Records about charts and figures
····················

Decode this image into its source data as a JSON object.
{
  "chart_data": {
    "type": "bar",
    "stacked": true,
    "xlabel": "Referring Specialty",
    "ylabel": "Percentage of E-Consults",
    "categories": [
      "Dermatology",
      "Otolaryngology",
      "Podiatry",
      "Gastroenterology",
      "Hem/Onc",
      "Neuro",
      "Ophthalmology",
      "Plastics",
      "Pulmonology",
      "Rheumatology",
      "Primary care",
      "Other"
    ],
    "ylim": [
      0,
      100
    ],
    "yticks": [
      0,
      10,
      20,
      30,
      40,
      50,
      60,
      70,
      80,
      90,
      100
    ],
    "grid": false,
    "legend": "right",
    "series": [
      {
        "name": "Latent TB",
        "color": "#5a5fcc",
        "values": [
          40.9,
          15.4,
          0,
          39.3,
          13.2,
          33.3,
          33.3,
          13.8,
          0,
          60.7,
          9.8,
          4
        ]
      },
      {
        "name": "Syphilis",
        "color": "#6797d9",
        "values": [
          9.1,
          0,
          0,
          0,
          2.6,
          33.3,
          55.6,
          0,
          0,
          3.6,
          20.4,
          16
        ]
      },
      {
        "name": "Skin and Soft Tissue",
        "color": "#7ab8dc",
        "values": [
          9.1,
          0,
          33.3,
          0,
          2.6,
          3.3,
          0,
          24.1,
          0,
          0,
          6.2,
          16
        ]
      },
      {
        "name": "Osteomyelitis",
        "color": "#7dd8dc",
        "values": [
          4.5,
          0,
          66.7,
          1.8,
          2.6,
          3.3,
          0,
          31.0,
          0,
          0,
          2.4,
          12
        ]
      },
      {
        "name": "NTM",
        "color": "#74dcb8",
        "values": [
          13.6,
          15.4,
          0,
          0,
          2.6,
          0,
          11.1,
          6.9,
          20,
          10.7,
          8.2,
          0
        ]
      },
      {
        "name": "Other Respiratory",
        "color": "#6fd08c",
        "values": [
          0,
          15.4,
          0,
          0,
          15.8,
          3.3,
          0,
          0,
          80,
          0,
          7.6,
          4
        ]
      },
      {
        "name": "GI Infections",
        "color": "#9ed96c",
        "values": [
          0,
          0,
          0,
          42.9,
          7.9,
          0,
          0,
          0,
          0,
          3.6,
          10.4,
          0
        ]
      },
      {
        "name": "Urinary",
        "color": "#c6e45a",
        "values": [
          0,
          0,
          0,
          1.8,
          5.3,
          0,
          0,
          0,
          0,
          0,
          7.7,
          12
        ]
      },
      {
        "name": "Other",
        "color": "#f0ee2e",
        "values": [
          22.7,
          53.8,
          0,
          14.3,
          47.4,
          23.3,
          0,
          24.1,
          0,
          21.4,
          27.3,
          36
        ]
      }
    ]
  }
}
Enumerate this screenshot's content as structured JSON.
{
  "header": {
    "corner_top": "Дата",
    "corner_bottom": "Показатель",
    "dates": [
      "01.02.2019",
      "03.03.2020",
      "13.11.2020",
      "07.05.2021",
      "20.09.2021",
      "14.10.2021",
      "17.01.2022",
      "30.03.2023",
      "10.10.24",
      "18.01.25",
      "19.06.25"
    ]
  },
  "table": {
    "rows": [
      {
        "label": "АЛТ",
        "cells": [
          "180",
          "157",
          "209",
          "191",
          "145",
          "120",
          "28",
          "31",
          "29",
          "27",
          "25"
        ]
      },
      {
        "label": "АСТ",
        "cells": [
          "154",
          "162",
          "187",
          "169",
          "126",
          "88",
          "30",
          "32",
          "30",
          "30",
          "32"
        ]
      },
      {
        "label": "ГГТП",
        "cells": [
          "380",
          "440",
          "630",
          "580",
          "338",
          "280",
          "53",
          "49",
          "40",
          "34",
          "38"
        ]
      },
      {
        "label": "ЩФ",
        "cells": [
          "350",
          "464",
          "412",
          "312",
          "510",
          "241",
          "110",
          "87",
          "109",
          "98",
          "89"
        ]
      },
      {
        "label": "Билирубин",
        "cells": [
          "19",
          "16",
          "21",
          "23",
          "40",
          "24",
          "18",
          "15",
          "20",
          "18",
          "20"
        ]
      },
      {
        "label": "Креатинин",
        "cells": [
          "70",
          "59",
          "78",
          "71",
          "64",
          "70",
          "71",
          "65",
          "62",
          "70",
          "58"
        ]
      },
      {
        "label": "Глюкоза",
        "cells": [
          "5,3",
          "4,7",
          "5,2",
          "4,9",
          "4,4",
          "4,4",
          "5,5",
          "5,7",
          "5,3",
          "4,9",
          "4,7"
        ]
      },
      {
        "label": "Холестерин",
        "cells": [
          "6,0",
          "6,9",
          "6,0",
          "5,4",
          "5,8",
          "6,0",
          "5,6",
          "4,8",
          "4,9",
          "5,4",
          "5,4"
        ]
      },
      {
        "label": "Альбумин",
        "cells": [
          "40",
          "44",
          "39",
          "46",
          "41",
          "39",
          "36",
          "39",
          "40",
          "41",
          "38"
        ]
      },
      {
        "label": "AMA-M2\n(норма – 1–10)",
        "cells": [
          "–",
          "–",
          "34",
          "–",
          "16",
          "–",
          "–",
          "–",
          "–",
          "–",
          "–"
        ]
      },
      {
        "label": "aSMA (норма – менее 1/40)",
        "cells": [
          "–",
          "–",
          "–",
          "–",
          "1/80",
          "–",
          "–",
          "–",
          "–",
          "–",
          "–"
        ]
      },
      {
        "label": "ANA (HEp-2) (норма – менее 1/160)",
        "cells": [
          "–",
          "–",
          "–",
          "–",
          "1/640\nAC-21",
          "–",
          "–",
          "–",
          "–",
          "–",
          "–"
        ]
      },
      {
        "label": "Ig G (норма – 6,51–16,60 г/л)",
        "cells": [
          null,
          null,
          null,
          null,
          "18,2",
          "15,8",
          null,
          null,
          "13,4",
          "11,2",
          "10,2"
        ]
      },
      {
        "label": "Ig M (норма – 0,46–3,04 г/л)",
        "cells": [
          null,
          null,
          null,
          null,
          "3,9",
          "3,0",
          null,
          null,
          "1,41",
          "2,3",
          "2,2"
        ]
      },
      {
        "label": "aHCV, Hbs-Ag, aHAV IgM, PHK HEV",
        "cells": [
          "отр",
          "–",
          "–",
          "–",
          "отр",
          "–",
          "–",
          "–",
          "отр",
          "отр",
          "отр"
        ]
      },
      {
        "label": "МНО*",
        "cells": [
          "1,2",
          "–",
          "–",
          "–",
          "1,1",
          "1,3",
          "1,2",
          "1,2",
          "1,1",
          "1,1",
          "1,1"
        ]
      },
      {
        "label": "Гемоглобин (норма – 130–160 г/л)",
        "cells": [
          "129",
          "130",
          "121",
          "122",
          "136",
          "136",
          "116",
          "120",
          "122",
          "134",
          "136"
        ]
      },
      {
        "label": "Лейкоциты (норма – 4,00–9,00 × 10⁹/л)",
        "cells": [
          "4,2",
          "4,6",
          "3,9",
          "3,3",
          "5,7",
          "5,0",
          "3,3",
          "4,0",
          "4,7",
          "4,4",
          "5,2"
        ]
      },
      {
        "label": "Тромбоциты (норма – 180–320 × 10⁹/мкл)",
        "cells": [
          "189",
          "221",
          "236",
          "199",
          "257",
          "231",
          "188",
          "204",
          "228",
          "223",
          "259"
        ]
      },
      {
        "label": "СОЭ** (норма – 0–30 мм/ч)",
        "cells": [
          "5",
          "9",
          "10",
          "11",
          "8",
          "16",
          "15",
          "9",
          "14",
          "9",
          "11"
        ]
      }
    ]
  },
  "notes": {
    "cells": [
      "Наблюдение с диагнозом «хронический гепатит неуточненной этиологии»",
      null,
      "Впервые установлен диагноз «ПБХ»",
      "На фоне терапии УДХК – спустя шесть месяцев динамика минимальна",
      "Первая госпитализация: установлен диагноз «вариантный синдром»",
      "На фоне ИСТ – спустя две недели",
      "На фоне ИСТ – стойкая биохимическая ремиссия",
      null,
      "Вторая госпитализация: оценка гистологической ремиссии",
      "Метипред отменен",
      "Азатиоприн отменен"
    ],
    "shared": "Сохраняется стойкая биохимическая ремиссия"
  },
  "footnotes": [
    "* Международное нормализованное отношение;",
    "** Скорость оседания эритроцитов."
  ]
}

····················

Set task ▸
Say the number of lines in the listing that hold "Other", with no added words.

Task result ▸
3